TASK SET:
**A)** Reproduce a passage from the piece on direct-to-consumer brands and the middleman, beginning at the words "The History of" and stopping after the words "people extremely wealthy.".
**B)** Write the next part of the piece on direct-to-consumer brands and the middleman, picking up after its final sentence.

PAGE:
══════════

Fast Forward: The Year Is 2023

Amazon, Facebook, Apple, and Google have all eclipsed $1,000,000,000,000 (yes, trillion) market caps. Dollar Shave Club has been publicly declared a failure. Mark Zuckerberg instantly knows every time you are considering making any sort of purchase, and it seems like you have to ask Jeff Bezos for permission to use the bathroom.

It is the post iOS14.5 world. “DTC is Dead!!!” screams every major news outlet. Hundreds of DTC businesses fold every month, Shopify’s stock price is down 75% from highs, and Triple Whale has become as important to your business as water is to your body. 

So, what the heck happened?

Well, it can all be explained by the middle man. 

The History of the Middleman

Way back when, pre-internet, consumer goods companies could only get sales in one way: partnering with retailers who attracted shoppers. The advent of the internet brought with it a few very key players that enabled ecommerce: Facebook, Amazon, Shopify, Magento, and Google. For the first time in history, you could sell things directly from a brand to a consumer via the internet. This was extremely lucrative as you could cut out retail; you could cut out the middleman who was eating up massive amounts of your margin. 

Facebook’s Role in 2023

Facebook was new and growing like a weed. You could reach tens of millions of customers looking for your products on the platform, and because Facebook only cared about growing its user base, it was willing to sell advertising slots for insanely cheap prices. It was pure arbitrage – and made many people extremely wealthy. 

Over time, Facebook’s growth began to slow, and they began to charge more and more to advertise on their platform.

What we saw was rising CPM’s; what we missed was the emergence of a new middleman.

Amazon’s Role in 2023

Around the same time Facebook CPM’s started to take off, Amazon started taking a larger and larger cut of each sale made on the platform. However, despite these market forces, online sales remained generally more profitable. Today, Amazon’s take rate is about 35%. That means if you make a sale of $1 on Amazon, on average, you lose 35 cents of it to Amazon. 

I used to be a public equity analyst covering Amazon (and a variety of other ecommerce businesses) and take rate expansion was always top of mind for big public market investors: just how much money Amazon can generate from the merchants selling on its marketplace. 

What we saw was Amazon building out two day shipping, generating more demand, and building an advertising business; what we missed was the emergence of a new middleman.

Google’s Role in 2023

Google’s role in the evolution of the middleman is effectively the same story as Facebook’s. The internet was still quite young when Google was born, and Larry Page and Sergey Brin were focused famously on only one thing: “Organize the world’s information and make it universally accessible and useful.”

Note that this does not exactly say “monetize every user as aggressively as possible”, which is eventually what the goal became as Google reached a more mature stage of its life, similar to Facebook.

══════════

STORED DATA:
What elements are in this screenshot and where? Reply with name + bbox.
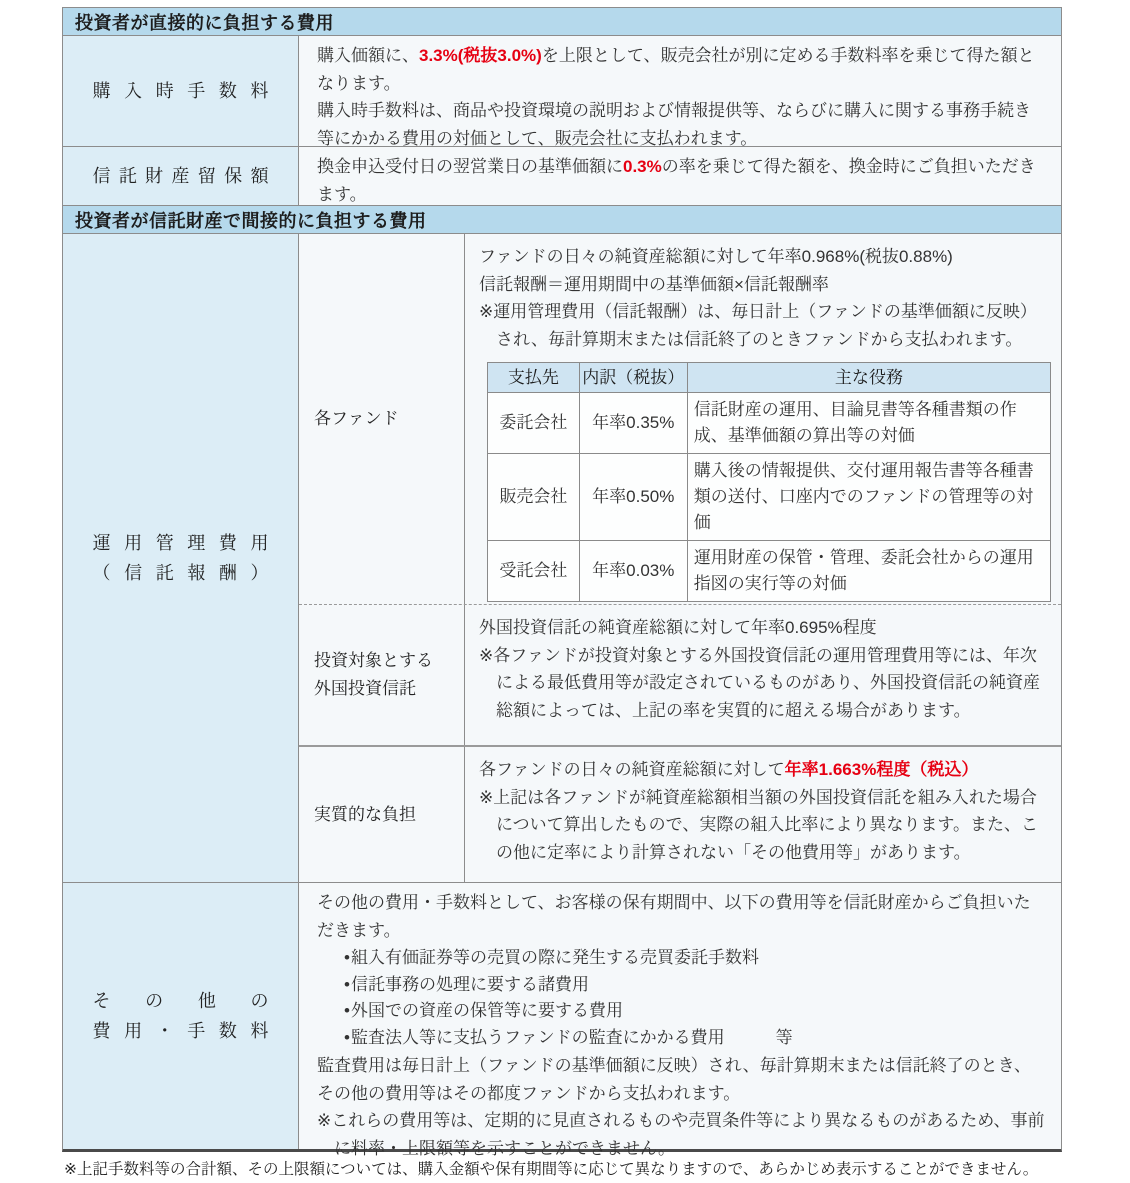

══════════

RESPONSES IN ORDER:
**A)**
The History of the Middleman

Way back when, pre-internet, consumer goods companies could only get sales in one way: partnering with retailers who attracted shoppers. The advent of the internet brought with it a few very key players that enabled ecommerce: Facebook, Amazon, Shopify, Magento, and Google. For the first time in history, you could sell things directly from a brand to a consumer via the internet. This was extremely lucrative as you could cut out retail; you could cut out the middleman who was eating up massive amounts of your margin. 

Facebook’s Role in 2023

Facebook was new and growing like a weed. You could reach tens of millions of customers looking for your products on the platform, and because Facebook only cared about growing its user base, it was willing to sell advertising slots for insanely cheap prices. It was pure arbitrage – and made many people extremely wealthy.

**B)**
This will cause debate, but my opinion is that SEO as we think of it today more or less does not exist. That isn't to say that massive publishers with an abundance of content can’t rank in search organically, but for the most part, if you are a new entrant into a space selling consumer goods on the internet, Google isn’t as willing to give you free placements as it once was. Increasingly and inherently, each digital platform that serves as part of our funnels relies on a ‘pay to play’ model. 

What we saw was Google centralizing the world’s information, what we missed was the emergence of a new middle man.

How the Middleman Affects DTC P&L

Okay, so by now, you get the point. I could go through and do that for a few others like USPS/FedEx/UPS, but after writing it a few times, I think we get it.

Next, let’s think of a standard ecommerce profit and loss statement. I’ve included a quick outline below. (And yes, this is the proper way to chart your gross profit on a P&L – with this P&L simplified for illustrative purposes):

We just discussed the inflationary pressures on DTC from the likes of Facebook, Google, Amazon, UPS, etc. Now consider these impacts from a P&L perspective. Line by line, as you go from gross revenue down to net income, these online platforms are slowly growing as a % of your revenue – all while squeezing all the net profit out of your P&L.

Did you have low shipping/freight fees back in the day? UPS wants some of your profit. 

Amazon fees used to be nominal back in the day? Bezos is coming for your wallet.

Used to have good CAC’s and low marketing expenses as a % of revenue on Facebook? Not anymore.

Line by line, the ecommerce enablers slowly started to take all the dollars, until one day, there were so few dollars left that DTC began to feel like an unsustainable business model at scale.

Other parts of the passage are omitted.